-- BEGIN --

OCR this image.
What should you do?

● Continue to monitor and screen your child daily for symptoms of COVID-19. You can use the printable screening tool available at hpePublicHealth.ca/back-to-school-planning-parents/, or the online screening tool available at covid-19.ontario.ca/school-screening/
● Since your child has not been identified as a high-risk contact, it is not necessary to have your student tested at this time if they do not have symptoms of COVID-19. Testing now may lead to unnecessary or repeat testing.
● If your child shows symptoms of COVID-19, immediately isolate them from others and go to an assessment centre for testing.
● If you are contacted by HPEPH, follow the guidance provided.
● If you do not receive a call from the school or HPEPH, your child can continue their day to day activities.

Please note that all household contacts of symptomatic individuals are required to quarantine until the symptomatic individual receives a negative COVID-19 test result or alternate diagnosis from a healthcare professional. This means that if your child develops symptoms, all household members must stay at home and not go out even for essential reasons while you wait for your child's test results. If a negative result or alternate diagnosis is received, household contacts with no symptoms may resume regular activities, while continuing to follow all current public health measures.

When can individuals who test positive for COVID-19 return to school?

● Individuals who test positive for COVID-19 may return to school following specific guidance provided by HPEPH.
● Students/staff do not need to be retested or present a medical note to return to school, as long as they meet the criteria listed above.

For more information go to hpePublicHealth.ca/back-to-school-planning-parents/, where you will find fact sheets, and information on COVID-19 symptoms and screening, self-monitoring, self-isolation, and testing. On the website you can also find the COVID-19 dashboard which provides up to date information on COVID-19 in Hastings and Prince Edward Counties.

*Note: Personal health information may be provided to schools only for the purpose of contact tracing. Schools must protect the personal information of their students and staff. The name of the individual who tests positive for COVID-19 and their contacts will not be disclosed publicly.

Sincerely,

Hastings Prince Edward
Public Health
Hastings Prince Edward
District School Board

-- END --

Exercise >> Gather each line that holds "hpePublicHealth".

Response >>
● Continue to monitor and screen your child daily for symptoms of COVID-19. You can use the printable screening tool available at hpePublicHealth.ca/back-to-school-planning-parents/, or the online screening tool available at covid-19.ontario.ca/school-screening/
For more information go to hpePublicHealth.ca/back-to-school-planning-parents/, where you will find fact sheets, and information on COVID-19 symptoms and screening, self-monitoring, self-isolation, and testing. On the website you can also find the COVID-19 dashboard which provides up to date information on COVID-19 in Hastings and Prince Edward Counties.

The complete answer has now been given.